#### [Provided records]

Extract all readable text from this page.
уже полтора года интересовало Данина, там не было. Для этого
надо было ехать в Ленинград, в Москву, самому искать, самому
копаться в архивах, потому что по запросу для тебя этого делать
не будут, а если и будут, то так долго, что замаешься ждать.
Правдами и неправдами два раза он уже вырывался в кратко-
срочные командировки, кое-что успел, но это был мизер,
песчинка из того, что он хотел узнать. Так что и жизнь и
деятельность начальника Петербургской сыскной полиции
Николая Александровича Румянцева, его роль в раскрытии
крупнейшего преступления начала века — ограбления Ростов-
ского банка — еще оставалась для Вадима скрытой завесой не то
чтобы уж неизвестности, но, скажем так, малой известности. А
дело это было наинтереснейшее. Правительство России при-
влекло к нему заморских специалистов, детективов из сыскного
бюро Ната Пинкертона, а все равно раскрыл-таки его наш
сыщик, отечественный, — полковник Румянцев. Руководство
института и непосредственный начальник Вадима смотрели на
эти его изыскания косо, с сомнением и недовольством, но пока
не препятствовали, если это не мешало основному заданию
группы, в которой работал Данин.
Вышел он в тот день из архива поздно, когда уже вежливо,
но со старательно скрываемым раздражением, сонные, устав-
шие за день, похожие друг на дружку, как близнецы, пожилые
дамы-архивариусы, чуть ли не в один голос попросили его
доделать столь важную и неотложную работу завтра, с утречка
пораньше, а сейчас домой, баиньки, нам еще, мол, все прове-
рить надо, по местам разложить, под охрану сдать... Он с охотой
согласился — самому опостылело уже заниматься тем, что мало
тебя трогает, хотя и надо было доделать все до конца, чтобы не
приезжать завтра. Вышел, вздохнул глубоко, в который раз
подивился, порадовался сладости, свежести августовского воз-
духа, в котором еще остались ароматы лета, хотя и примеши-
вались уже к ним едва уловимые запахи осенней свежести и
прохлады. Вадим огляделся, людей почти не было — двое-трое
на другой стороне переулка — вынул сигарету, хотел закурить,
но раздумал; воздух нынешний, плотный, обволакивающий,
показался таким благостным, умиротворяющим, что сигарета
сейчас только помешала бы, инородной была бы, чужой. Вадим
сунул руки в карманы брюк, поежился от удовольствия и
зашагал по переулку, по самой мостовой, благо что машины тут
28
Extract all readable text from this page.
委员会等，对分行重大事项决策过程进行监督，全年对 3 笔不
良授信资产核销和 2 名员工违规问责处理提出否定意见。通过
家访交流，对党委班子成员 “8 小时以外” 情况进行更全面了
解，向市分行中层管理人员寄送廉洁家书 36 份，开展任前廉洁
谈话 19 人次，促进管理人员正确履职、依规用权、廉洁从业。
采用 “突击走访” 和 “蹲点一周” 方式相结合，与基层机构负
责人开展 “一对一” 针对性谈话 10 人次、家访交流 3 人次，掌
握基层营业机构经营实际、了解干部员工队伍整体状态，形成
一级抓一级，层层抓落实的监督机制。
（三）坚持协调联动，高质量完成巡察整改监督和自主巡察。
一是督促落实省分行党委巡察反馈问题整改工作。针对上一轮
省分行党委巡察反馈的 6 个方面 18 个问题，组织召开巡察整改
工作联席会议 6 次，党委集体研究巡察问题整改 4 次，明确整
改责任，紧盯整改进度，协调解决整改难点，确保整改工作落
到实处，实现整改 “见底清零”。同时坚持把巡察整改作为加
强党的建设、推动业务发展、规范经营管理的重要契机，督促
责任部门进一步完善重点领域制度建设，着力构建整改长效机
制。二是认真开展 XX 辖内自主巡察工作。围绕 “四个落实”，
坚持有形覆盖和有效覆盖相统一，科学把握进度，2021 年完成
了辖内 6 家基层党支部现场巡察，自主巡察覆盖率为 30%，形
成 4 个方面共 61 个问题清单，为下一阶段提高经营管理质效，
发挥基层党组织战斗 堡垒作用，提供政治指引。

#### [What to work on]
Extract each line of the listing above, copying it word for word.

#### [The completed task]
Extract all readable text from this page.
уже полтора года интересовало Данина, там не было. Для этого
надо было ехать в Ленинград, в Москву, самому искать, самому
копаться в архивах, потому что по запросу для тебя этого делать
не будут, а если и будут, то так долго, что замаешься ждать.
Правдами и неправдами два раза он уже вырывался в кратко-
срочные командировки, кое-что успел, но это был мизер,
песчинка из того, что он хотел узнать. Так что и жизнь и
деятельность начальника Петербургской сыскной полиции
Николая Александровича Румянцева, его роль в раскрытии
крупнейшего преступления начала века — ограбления Ростов-
ского банка — еще оставалась для Вадима скрытой завесой не то
чтобы уж неизвестности, но, скажем так, малой известности. А
дело это было наинтереснейшее. Правительство России при-
влекло к нему заморских специалистов, детективов из сыскного
бюро Ната Пинкертона, а все равно раскрыл-таки его наш
сыщик, отечественный, — полковник Румянцев. Руководство
института и непосредственный начальник Вадима смотрели на
эти его изыскания косо, с сомнением и недовольством, но пока
не препятствовали, если это не мешало основному заданию
группы, в которой работал Данин.
Вышел он в тот день из архива поздно, когда уже вежливо,
но со старательно скрываемым раздражением, сонные, устав-
шие за день, похожие друг на дружку, как близнецы, пожилые
дамы-архивариусы, чуть ли не в один голос попросили его
доделать столь важную и неотложную работу завтра, с утречка
пораньше, а сейчас домой, баиньки, нам еще, мол, все прове-
рить надо, по местам разложить, под охрану сдать... Он с охотой
согласился — самому опостылело уже заниматься тем, что мало
тебя трогает, хотя и надо было доделать все до конца, чтобы не
приезжать завтра. Вышел, вздохнул глубоко, в который раз
подивился, порадовался сладости, свежести августовского воз-
духа, в котором еще остались ароматы лета, хотя и примеши-
вались уже к ним едва уловимые запахи осенней свежести и
прохлады. Вадим огляделся, людей почти не было — двое-трое
на другой стороне переулка — вынул сигарету, хотел закурить,
но раздумал; воздух нынешний, плотный, обволакивающий,
показался таким благостным, умиротворяющим, что сигарета
сейчас только помешала бы, инородной была бы, чужой. Вадим
сунул руки в карманы брюк, поежился от удовольствия и
зашагал по переулку, по самой мостовой, благо что машины тут
28
Extract all readable text from this page.
委员会等，对分行重大事项决策过程进行监督，全年对 3 笔不
良授信资产核销和 2 名员工违规问责处理提出否定意见。通过
家访交流，对党委班子成员 “8 小时以外” 情况进行更全面了
解，向市分行中层管理人员寄送廉洁家书 36 份，开展任前廉洁
谈话 19 人次，促进管理人员正确履职、依规用权、廉洁从业。
采用 “突击走访” 和 “蹲点一周” 方式相结合，与基层机构负
责人开展 “一对一” 针对性谈话 10 人次、家访交流 3 人次，掌
握基层营业机构经营实际、了解干部员工队伍整体状态，形成
一级抓一级，层层抓落实的监督机制。
（三）坚持协调联动，高质量完成巡察整改监督和自主巡察。
一是督促落实省分行党委巡察反馈问题整改工作。针对上一轮
省分行党委巡察反馈的 6 个方面 18 个问题，组织召开巡察整改
工作联席会议 6 次，党委集体研究巡察问题整改 4 次，明确整
改责任，紧盯整改进度，协调解决整改难点，确保整改工作落
到实处，实现整改 “见底清零”。同时坚持把巡察整改作为加
强党的建设、推动业务发展、规范经营管理的重要契机，督促
责任部门进一步完善重点领域制度建设，着力构建整改长效机
制。二是认真开展 XX 辖内自主巡察工作。围绕 “四个落实”，
坚持有形覆盖和有效覆盖相统一，科学把握进度，2021 年完成
了辖内 6 家基层党支部现场巡察，自主巡察覆盖率为 30%，形
成 4 个方面共 61 个问题清单，为下一阶段提高经营管理质效，
发挥基层党组织战斗 堡垒作用，提供政治指引。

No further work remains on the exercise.